Each entry below must be repeated word for word.
▶
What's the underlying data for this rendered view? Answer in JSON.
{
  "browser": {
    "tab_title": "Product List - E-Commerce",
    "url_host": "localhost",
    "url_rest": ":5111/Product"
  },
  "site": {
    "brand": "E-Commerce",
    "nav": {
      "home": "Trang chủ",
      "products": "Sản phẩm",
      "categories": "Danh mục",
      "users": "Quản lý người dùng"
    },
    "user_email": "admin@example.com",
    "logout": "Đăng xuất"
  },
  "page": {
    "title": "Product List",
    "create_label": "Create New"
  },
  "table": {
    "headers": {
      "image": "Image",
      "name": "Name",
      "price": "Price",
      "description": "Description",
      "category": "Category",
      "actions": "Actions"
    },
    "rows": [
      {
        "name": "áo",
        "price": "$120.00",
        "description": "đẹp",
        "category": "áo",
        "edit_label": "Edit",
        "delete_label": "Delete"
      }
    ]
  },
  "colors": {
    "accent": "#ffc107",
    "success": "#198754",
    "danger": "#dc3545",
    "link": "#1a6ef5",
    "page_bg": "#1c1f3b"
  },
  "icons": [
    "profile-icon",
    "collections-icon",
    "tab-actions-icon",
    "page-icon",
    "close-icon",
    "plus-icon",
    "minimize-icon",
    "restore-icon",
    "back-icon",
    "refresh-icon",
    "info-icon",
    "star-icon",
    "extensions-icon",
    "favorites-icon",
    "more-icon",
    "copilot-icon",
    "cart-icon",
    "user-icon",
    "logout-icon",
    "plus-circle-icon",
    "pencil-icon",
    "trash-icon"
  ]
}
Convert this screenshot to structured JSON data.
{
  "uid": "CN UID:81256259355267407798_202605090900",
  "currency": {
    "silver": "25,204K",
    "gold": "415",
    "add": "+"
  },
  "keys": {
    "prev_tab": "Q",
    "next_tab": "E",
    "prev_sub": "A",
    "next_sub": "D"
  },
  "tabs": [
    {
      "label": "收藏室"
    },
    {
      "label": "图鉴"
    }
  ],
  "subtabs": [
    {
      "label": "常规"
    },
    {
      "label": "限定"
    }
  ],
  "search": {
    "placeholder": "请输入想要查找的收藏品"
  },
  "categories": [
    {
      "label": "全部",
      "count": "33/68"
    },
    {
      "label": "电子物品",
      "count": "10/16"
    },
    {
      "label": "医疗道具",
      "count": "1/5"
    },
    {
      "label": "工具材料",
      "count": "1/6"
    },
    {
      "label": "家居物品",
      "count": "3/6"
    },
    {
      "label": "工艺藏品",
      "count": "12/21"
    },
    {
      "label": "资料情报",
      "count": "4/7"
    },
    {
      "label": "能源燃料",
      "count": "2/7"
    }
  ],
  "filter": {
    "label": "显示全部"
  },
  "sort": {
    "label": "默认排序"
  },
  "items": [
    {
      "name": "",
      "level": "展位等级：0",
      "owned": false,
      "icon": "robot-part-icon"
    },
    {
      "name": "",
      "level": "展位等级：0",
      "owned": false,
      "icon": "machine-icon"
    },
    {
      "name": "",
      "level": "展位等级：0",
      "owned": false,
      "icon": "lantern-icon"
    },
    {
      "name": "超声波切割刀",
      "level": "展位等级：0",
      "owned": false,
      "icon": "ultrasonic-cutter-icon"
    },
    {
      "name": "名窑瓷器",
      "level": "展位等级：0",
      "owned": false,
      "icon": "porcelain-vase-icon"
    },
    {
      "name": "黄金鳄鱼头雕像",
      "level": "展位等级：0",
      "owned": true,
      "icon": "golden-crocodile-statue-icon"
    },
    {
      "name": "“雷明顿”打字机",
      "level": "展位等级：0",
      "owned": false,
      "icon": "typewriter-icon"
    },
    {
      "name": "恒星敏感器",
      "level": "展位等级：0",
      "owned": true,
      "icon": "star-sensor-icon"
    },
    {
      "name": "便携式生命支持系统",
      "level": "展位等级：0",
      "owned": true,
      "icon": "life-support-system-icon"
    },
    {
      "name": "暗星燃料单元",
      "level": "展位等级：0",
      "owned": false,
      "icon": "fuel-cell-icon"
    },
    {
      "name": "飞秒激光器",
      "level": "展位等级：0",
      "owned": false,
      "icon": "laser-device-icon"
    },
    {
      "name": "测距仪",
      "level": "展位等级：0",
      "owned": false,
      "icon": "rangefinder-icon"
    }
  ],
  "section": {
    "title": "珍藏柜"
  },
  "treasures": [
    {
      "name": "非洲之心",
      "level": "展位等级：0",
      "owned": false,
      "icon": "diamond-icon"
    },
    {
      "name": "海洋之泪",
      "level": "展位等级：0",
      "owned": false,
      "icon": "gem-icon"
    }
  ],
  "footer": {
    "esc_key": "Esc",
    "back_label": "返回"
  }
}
◀
Response to this exercise ->
What's the underlying data for this rendered view? Answer in JSON.
{
  "browser": {
    "tab_title": "Product List - E-Commerce",
    "url_host": "localhost",
    "url_rest": ":5111/Product"
  },
  "site": {
    "brand": "E-Commerce",
    "nav": {
      "home": "Trang chủ",
      "products": "Sản phẩm",
      "categories": "Danh mục",
      "users": "Quản lý người dùng"
    },
    "user_email": "admin@example.com",
    "logout": "Đăng xuất"
  },
  "page": {
    "title": "Product List",
    "create_label": "Create New"
  },
  "table": {
    "headers": {
      "image": "Image",
      "name": "Name",
      "price": "Price",
      "description": "Description",
      "category": "Category",
      "actions": "Actions"
    },
    "rows": [
      {
        "name": "áo",
        "price": "$120.00",
        "description": "đẹp",
        "category": "áo",
        "edit_label": "Edit",
        "delete_label": "Delete"
      }
    ]
  },
  "colors": {
    "accent": "#ffc107",
    "success": "#198754",
    "danger": "#dc3545",
    "link": "#1a6ef5",
    "page_bg": "#1c1f3b"
  },
  "icons": [
    "profile-icon",
    "collections-icon",
    "tab-actions-icon",
    "page-icon",
    "close-icon",
    "plus-icon",
    "minimize-icon",
    "restore-icon",
    "back-icon",
    "refresh-icon",
    "info-icon",
    "star-icon",
    "extensions-icon",
    "favorites-icon",
    "more-icon",
    "copilot-icon",
    "cart-icon",
    "user-icon",
    "logout-icon",
    "plus-circle-icon",
    "pencil-icon",
    "trash-icon"
  ]
}
Convert this screenshot to structured JSON data.
{
  "uid": "CN UID:81256259355267407798_202605090900",
  "currency": {
    "silver": "25,204K",
    "gold": "415",
    "add": "+"
  },
  "keys": {
    "prev_tab": "Q",
    "next_tab": "E",
    "prev_sub": "A",
    "next_sub": "D"
  },
  "tabs": [
    {
      "label": "收藏室"
    },
    {
      "label": "图鉴"
    }
  ],
  "subtabs": [
    {
      "label": "常规"
    },
    {
      "label": "限定"
    }
  ],
  "search": {
    "placeholder": "请输入想要查找的收藏品"
  },
  "categories": [
    {
      "label": "全部",
      "count": "33/68"
    },
    {
      "label": "电子物品",
      "count": "10/16"
    },
    {
      "label": "医疗道具",
      "count": "1/5"
    },
    {
      "label": "工具材料",
      "count": "1/6"
    },
    {
      "label": "家居物品",
      "count": "3/6"
    },
    {
      "label": "工艺藏品",
      "count": "12/21"
    },
    {
      "label": "资料情报",
      "count": "4/7"
    },
    {
      "label": "能源燃料",
      "count": "2/7"
    }
  ],
  "filter": {
    "label": "显示全部"
  },
  "sort": {
    "label": "默认排序"
  },
  "items": [
    {
      "name": "",
      "level": "展位等级：0",
      "owned": false,
      "icon": "robot-part-icon"
    },
    {
      "name": "",
      "level": "展位等级：0",
      "owned": false,
      "icon": "machine-icon"
    },
    {
      "name": "",
      "level": "展位等级：0",
      "owned": false,
      "icon": "lantern-icon"
    },
    {
      "name": "超声波切割刀",
      "level": "展位等级：0",
      "owned": false,
      "icon": "ultrasonic-cutter-icon"
    },
    {
      "name": "名窑瓷器",
      "level": "展位等级：0",
      "owned": false,
      "icon": "porcelain-vase-icon"
    },
    {
      "name": "黄金鳄鱼头雕像",
      "level": "展位等级：0",
      "owned": true,
      "icon": "golden-crocodile-statue-icon"
    },
    {
      "name": "“雷明顿”打字机",
      "level": "展位等级：0",
      "owned": false,
      "icon": "typewriter-icon"
    },
    {
      "name": "恒星敏感器",
      "level": "展位等级：0",
      "owned": true,
      "icon": "star-sensor-icon"
    },
    {
      "name": "便携式生命支持系统",
      "level": "展位等级：0",
      "owned": true,
      "icon": "life-support-system-icon"
    },
    {
      "name": "暗星燃料单元",
      "level": "展位等级：0",
      "owned": false,
      "icon": "fuel-cell-icon"
    },
    {
      "name": "飞秒激光器",
      "level": "展位等级：0",
      "owned": false,
      "icon": "laser-device-icon"
    },
    {
      "name": "测距仪",
      "level": "展位等级：0",
      "owned": false,
      "icon": "rangefinder-icon"
    }
  ],
  "section": {
    "title": "珍藏柜"
  },
  "treasures": [
    {
      "name": "非洲之心",
      "level": "展位等级：0",
      "owned": false,
      "icon": "diamond-icon"
    },
    {
      "name": "海洋之泪",
      "level": "展位等级：0",
      "owned": false,
      "icon": "gem-icon"
    }
  ],
  "footer": {
    "esc_key": "Esc",
    "back_label": "返回"
  }
}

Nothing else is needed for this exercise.